─── Document ───
There is no man in America that saw John Wayne’s 1968 movie The Green Beret’s that did not want to wear the beret. There is a certain mystique about special operations, and operators, that captures the imagination of Americans, we venerate heroism, and in the special forces we offer ample opportunities to the operators to make themselves heroic. They take us up on the offer and then some. Many special operators have been on hundreds of missions. The most elite have gone into the gates of hell for strangers and come back with them alive, often at the cost of their own lives.

Many serve in combat gallantly with honor and live with scars. Some of the scars are physical including catastrophic injury, loss of limbs, traumatic brain injury, post traumatic stress. The come home from war physically whole but mentally they are still in the fight. They say that special forces are never out of the fight and that is true. Although they are never out of the fight in battle, the fight back home may be more challenging. When your serving in the armed forces the first thing you learn is that you are part of a team effort, when you go so far as to qualify as a special forces operator you have a self contained team that is capable of operating as a small self contained unit, each operator serving a specific role, many cross trained in numerous roles for redundancy of capability. We think of these men as heroes and treat them as such (as we should) however they are not supermen they are ordinary men doing extraordinary things.
“De Oppresso Liber” the motto of the green beret, traditionally believed to mean “to free from oppression” or “to liberate the oppressed” in abbreviation in English “DOL”. Alongside the CIA, they were the first Americans on the ground in Afghanistan as the first strike back in the Global War on Terror, only one month after 9/11. The green beret’s were used extensively in Afghanistan and they were deeply invested in cultivating trust in the indigenous population’s partner forces, and the people of Afghanistan. In doing so many lived inside villages with the people implementing a COIN (Counterinsurgency) strategy. Discussed in the excerpt below.
A Strategy of Tactics: Population – centric COIN And the Army
By Gian P. Gentile December 29, 2009
https://www.army.mil/article/32362/a_strategy_of_tactics_population_centric_coin_and_the_army

De Oppresso Liber
To Liberate the Opressed
“Population-centric counterinsurgency (COIN) has become the American Army’s new way of war. The principles and ideas that emerged out of the Army’s counterinsurgency field manual (FM), FM 3-24, published in late 2006, have become transcendent.
The field manual has moved beyond simple Army doctrine for countering insurgencies to become the defining characteristic of the Army’s new way of war.
─── Material ───
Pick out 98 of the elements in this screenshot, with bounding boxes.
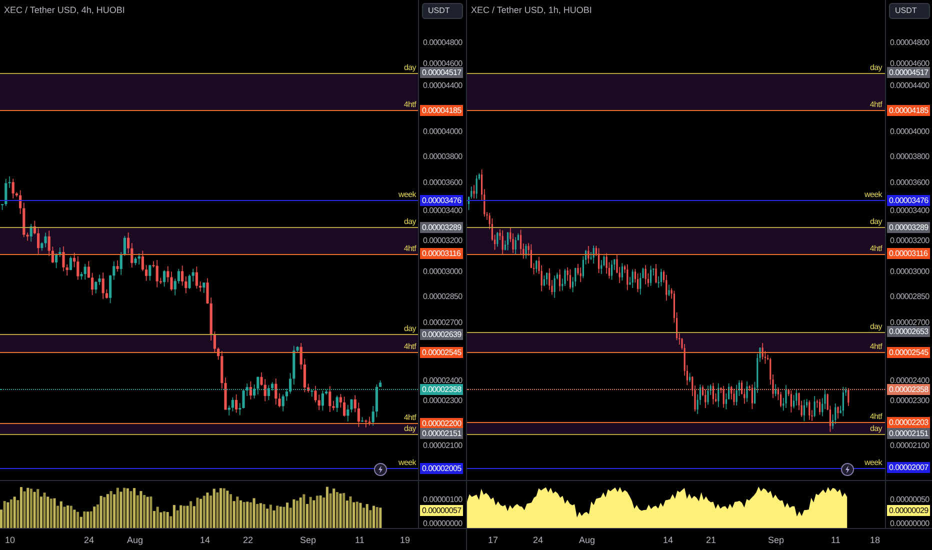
level-tag: week: [398, 458, 416, 468]
price-tick-label: 0.00004000: [890, 128, 930, 136]
price-tick-label: 0.00004400: [423, 82, 462, 90]
price-tick-label: 0.00003400: [890, 207, 930, 216]
volume-tick-label: 0.00000000: [890, 520, 930, 528]
price-label: 0.00004517: [420, 67, 464, 78]
price-tick-label: 0.00002850: [423, 293, 462, 302]
time-label: 24: [84, 535, 94, 545]
price-tick-label: 0.00002300: [423, 397, 462, 406]
level-tag: 4htf: [870, 100, 882, 110]
price-label: 0.00002545: [420, 346, 464, 358]
level-tag: 4htf: [404, 342, 416, 352]
price-tick-label: 0.00004800: [423, 39, 462, 48]
price-tick-label: 0.00002850: [890, 293, 930, 302]
time-label: Sep: [768, 535, 784, 545]
volume-label: 0.00000029: [887, 505, 930, 516]
level-tag: week: [398, 190, 416, 200]
price-label: 0.00004517: [887, 67, 930, 78]
currency-button[interactable]: USDT: [889, 3, 930, 19]
volume-label: 0.00000057: [420, 505, 464, 516]
time-label: 22: [243, 535, 254, 545]
price-tick-label: 0.00003200: [423, 236, 462, 245]
price-label: 0.00003289: [420, 222, 464, 233]
volume-tick-label: 0.00000100: [423, 496, 462, 504]
level-tag: 4htf: [404, 244, 416, 253]
price-label: 0.00002007: [887, 462, 930, 474]
time-label: Sep: [300, 535, 316, 545]
price-label: 0.00002151: [887, 428, 930, 440]
price-tick-label: 0.00003600: [423, 179, 462, 188]
level-tag: day: [870, 217, 882, 226]
price-label: 0.00002203: [887, 416, 930, 428]
price-label: 0.00003476: [420, 194, 464, 206]
price-label: 0.00003289: [887, 222, 930, 233]
last-price-label: 0.00002358: [420, 384, 464, 395]
level-tag: day: [870, 62, 882, 72]
price-tick-label: 0.00004000: [423, 128, 462, 136]
volume-tick-label: 0.00000050: [890, 496, 930, 504]
price-tick-label: 0.00003400: [423, 207, 462, 216]
level-tag: 4htf: [870, 342, 882, 352]
price-label: 0.00002653: [887, 326, 930, 338]
level-tag: day: [404, 62, 416, 72]
price-tick-label: 0.00004600: [890, 60, 930, 68]
level-tag: day: [870, 424, 882, 433]
time-label: 17: [488, 535, 498, 545]
currency-button[interactable]: USDT: [422, 3, 463, 19]
price-label: 0.00002005: [420, 462, 464, 474]
price-tick-label: 0.00004600: [423, 60, 462, 68]
price-label: 0.00003116: [420, 248, 463, 260]
time-label: 14: [200, 535, 210, 545]
lightning-icon[interactable]: [374, 463, 387, 476]
price-tick-label: 0.00002300: [890, 397, 930, 406]
price-tick-label: 0.00004800: [890, 39, 930, 48]
time-label: 11: [831, 535, 840, 545]
price-tick-label: 0.00002100: [423, 442, 462, 450]
price-tick-label: 0.00002400: [423, 376, 462, 385]
price-tick-label: 0.00003000: [890, 268, 930, 276]
price-label: 0.00004185: [887, 104, 930, 116]
price-tick-label: 0.00002400: [890, 376, 930, 385]
chart-title: XEC / Tether USD, 1h, HUOBI: [471, 5, 592, 16]
time-label: 11: [355, 535, 364, 545]
level-tag: 4htf: [404, 413, 416, 422]
volume-tick-label: 0.00000000: [423, 520, 462, 528]
price-tick-label: 0.00003200: [890, 236, 930, 245]
price-label: 0.00004185: [420, 104, 464, 116]
price-tick-label: 0.00003600: [890, 179, 930, 188]
price-tick-label: 0.00002700: [890, 319, 930, 328]
price-tick-label: 0.00002100: [890, 442, 930, 450]
time-label: 18: [870, 535, 880, 545]
price-tick-label: 0.00003800: [890, 153, 930, 162]
time-label: 14: [663, 535, 674, 545]
level-tag: week: [864, 458, 882, 467]
time-label: Aug: [579, 535, 596, 545]
level-tag: day: [404, 324, 416, 334]
time-label: 24: [533, 535, 544, 545]
price-tick-label: 0.00003000: [423, 268, 462, 276]
level-tag: day: [404, 424, 416, 433]
level-tag: day: [870, 322, 882, 331]
price-tick-label: 0.00004400: [890, 82, 930, 90]
price-label: 0.00002200: [420, 418, 464, 429]
price-tick-label: 0.00002700: [423, 319, 462, 328]
price-label: 0.00003476: [887, 194, 930, 206]
price-tick-label: 0.00003800: [423, 153, 462, 162]
level-tag: day: [404, 217, 416, 226]
time-label: Aug: [127, 535, 144, 545]
price-label: 0.00003116: [887, 248, 930, 260]
lightning-icon[interactable]: [841, 463, 854, 476]
level-tag: week: [864, 190, 882, 200]
last-price-label: 0.00002358: [887, 384, 930, 395]
price-label: 0.00002151: [420, 428, 464, 440]
time-label: 21: [706, 535, 716, 545]
chart-title: XEC / Tether USD, 4h, HUOBI: [4, 5, 125, 16]
level-tag: 4htf: [404, 100, 416, 110]
price-label: 0.00002545: [887, 346, 930, 358]
level-tag: 4htf: [870, 412, 882, 422]
level-tag: 4htf: [870, 244, 882, 253]
time-label: 10: [5, 535, 16, 545]
time-label: 19: [400, 535, 410, 545]
price-label: 0.00002639: [420, 328, 464, 340]
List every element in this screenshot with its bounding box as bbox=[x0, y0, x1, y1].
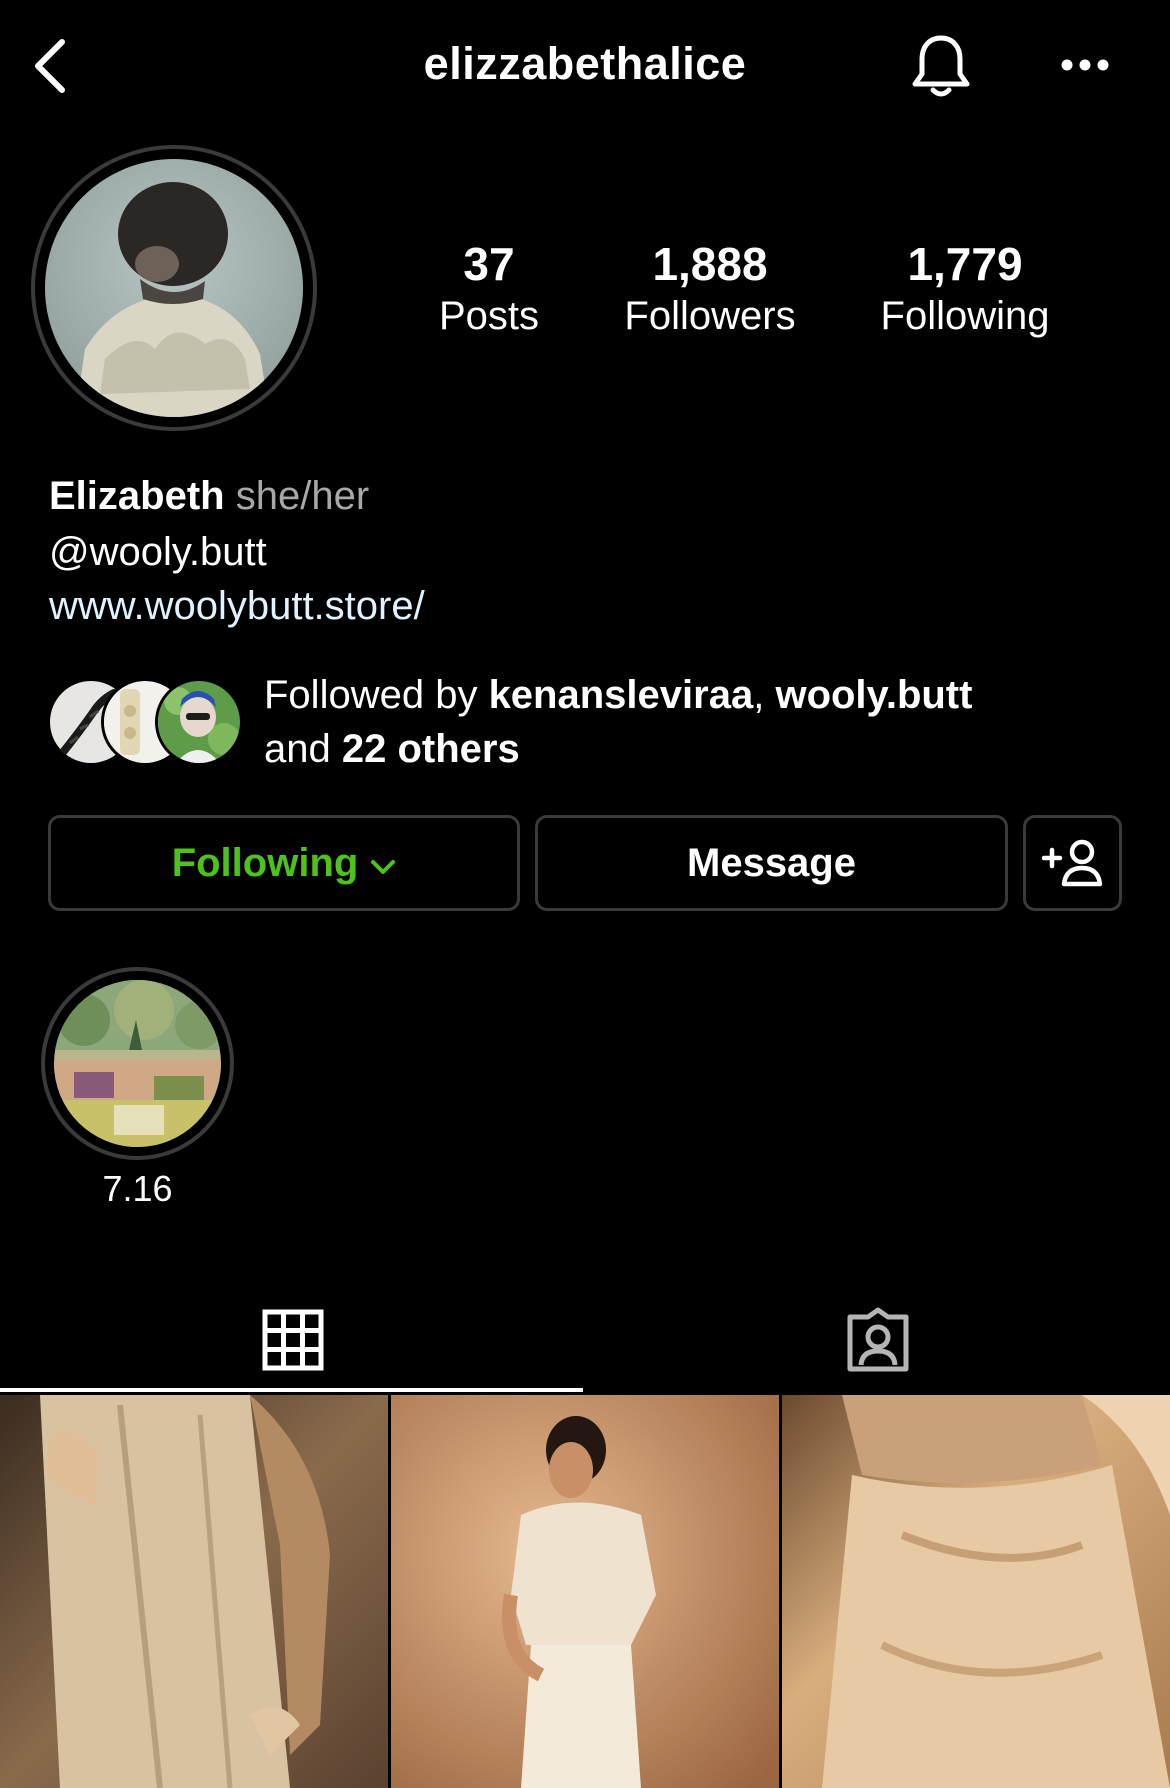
post-thumbnail[interactable] bbox=[782, 1395, 1170, 1788]
tab-tagged[interactable] bbox=[585, 1290, 1170, 1390]
followed-by-text[interactable]: Followed by kenansleviraa, wooly.butt an… bbox=[264, 668, 1124, 776]
header-username: elizzabethalice bbox=[423, 38, 747, 89]
followed-by-separator: , bbox=[753, 673, 765, 717]
add-person-icon bbox=[1041, 839, 1102, 887]
following-label: Following bbox=[880, 294, 1050, 338]
tagged-person-icon bbox=[847, 1307, 908, 1372]
stat-followers[interactable]: 1,888 Followers bbox=[610, 238, 810, 340]
chevron-down-icon bbox=[370, 841, 396, 886]
avatar-image bbox=[45, 159, 303, 417]
profile-pronouns: she/her bbox=[235, 474, 370, 518]
message-button-label: Message bbox=[687, 840, 856, 885]
following-button-label: Following bbox=[171, 840, 359, 885]
followers-count: 1,888 bbox=[652, 238, 768, 290]
followed-by-prefix: Followed by bbox=[264, 673, 478, 717]
active-tab-indicator bbox=[0, 1388, 583, 1392]
notifications-button[interactable] bbox=[906, 30, 976, 102]
highlight-cover-image bbox=[54, 980, 221, 1147]
following-count: 1,779 bbox=[907, 238, 1023, 290]
tab-posts-grid[interactable] bbox=[0, 1290, 585, 1390]
mutual-user-2: wooly.butt bbox=[775, 673, 973, 717]
posts-count: 37 bbox=[463, 238, 515, 290]
post-thumbnail[interactable] bbox=[391, 1395, 779, 1788]
bio-website-link[interactable]: www.woolybutt.store/ bbox=[49, 580, 425, 632]
following-button[interactable]: Following bbox=[48, 815, 520, 911]
story-highlight[interactable] bbox=[41, 967, 234, 1160]
bio-name-line: Elizabeth she/her bbox=[49, 470, 369, 522]
bell-icon bbox=[912, 35, 970, 97]
highlight-label: 7.16 bbox=[102, 1168, 173, 1209]
mutual-user-1: kenansleviraa bbox=[488, 673, 754, 717]
post-thumbnail[interactable] bbox=[0, 1395, 388, 1788]
posts-label: Posts bbox=[438, 294, 540, 338]
mutual-avatar bbox=[155, 678, 243, 766]
profile-name: Elizabeth bbox=[49, 474, 225, 518]
message-button[interactable]: Message bbox=[535, 815, 1008, 911]
more-options-button[interactable] bbox=[1055, 40, 1115, 90]
grid-icon bbox=[262, 1309, 323, 1371]
followed-by-and: and bbox=[264, 727, 331, 771]
stat-following[interactable]: 1,779 Following bbox=[865, 238, 1065, 340]
mutual-followers-avatars[interactable] bbox=[47, 678, 247, 766]
stat-posts[interactable]: 37 Posts bbox=[419, 238, 559, 340]
more-horizontal-icon bbox=[1061, 59, 1109, 71]
bio-mention-link[interactable]: @wooly.butt bbox=[49, 526, 267, 578]
profile-avatar[interactable] bbox=[31, 145, 317, 431]
followers-label: Followers bbox=[624, 294, 796, 338]
suggest-people-button[interactable] bbox=[1023, 815, 1122, 911]
mutual-others-count: 22 others bbox=[341, 727, 520, 771]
───
— Complete the following —
1. In the Green Beret passage, when was the Army's counterinsurgency field manual, FM 3-24, published?
2. Pick up the Green Beret passage after its last sentence and keep writing it.

— Responses to the exercise —
1. Late 2006.

2.
In the American Army today, everyone is a counterinsurgent. It is easy to find examples of FM 3-24’s permeating effect in other Army doctrinal manuals such as FM 3-0, Operations, and FM 3-07, Stability Operations. Lieutenant General William B. Caldwell, IV, the American Army general charged with writing the Army’s doctrine, recently stated:
The future is not one of major battles and engagements fought by armies on battlefields devoid of population; instead, the course of conflict will be decided by forces operating among the people of the world. Here, the margin of victory will be measured in far different terms than the wars of our past. The allegiance, trust, and confidence of populations will be the final arbiters of success.
The idea of populations as the prize in war, that they are the focus, is drawn directly from the pages of FM 3-24.2″
US ARMY – COIN Strategy

The fact is that the special forces have had an outsized role in war fighting. As the years went on and administrations, and milatary leadership changed, so to did foreign policy and strategy.
Many special forces operators have lived with and worked with the indigenous people and the partner forces of Afghanistan.
According to the Institute for the Study of War
Afghanistan National Army consisted of the following
https://www.understandingwar.org/afghanistan-national-army-ana
“The Afghan National Army (ANA) is divided into five combat Corps. The Corps function as regional commands and are deployed throughout the country. In addition to the 201st Corps in Kabul, the 203rd Corps is based in Gardez; the 205th Corps is based in Kandahar; the 207th Corps is based in Herat; the 209th Corps is based in Mazar-e-Sharif. The kandak, or battalion, of 600 troops is the basic unit of the ANA. Most kandaks are infantry units. As of April 2009, there were roughly 80,000 soldiers in the ANA.”
US Army Publication
For a long period of time in man milatary actions we fought, shoulder-to-shoulder with and for Afghans. Deep personal bonds were formed with our counterparts in the ANA, special forces stood up commandos in Afghanistan and those men in some cases gave their lives for our men as did our special forces for them. The fact the war stretched over two decades had many soldiers and special forces serve multiple terms.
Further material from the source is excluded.